Copy the stretch of the 2019 reading list that opens with the words containing "2019 Reading List" and closes with "exactly riveting literature.", swapping "college" for "university".

SOURCE PASSAGE:
- - - - - - -

2019 Reading List
2019 was the year that I made a concerted effort to start reading whole books again. In college, it’s relatively easy to lapse as a reader as you struggle to keep up with schoolwork. Entering the work world full time, it’s easy to get sucked into only reading “the trades,” such as they are.
I thought it might be fun to share a bit about what I read this year. Here’s my best attempt at/recollection of chronological order with shout outs to those that recommended each book to me:
Curse of Bigness - Tim Wu
Wu explores anti-trust in the modern economy and tries to lay out a case for a new regulatory and legal regime to promote competition. It’s a quick read and a good primer on the issue but not exactly riveting literature.

- - - - - - -

SOURCE DATA:
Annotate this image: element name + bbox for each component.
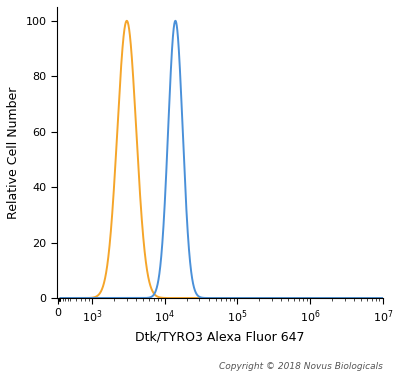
Text: Copyright © 2018 Novus Biologicals: Copyright © 2018 Novus Biologicals [219, 362, 383, 371]
Y-axis label: Relative Cell Number: Relative Cell Number [7, 86, 20, 218]
X-axis label: Dtk/TYRO3 Alexa Fluor 647: Dtk/TYRO3 Alexa Fluor 647 [135, 331, 305, 344]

- - - - - - -

WRITTEN SOLUTION:
2019 Reading List
2019 was the year that I made a concerted effort to start reading whole books again. In university, it’s relatively easy to lapse as a reader as you struggle to keep up with schoolwork. Entering the work world full time, it’s easy to get sucked into only reading “the trades,” such as they are.
I thought it might be fun to share a bit about what I read this year. Here’s my best attempt at/recollection of chronological order with shout outs to those that recommended each book to me:
Curse of Bigness - Tim Wu
Wu explores anti-trust in the modern economy and tries to lay out a case for a new regulatory and legal regime to promote competition. It’s a quick read and a good primer on the issue but not exactly riveting literature.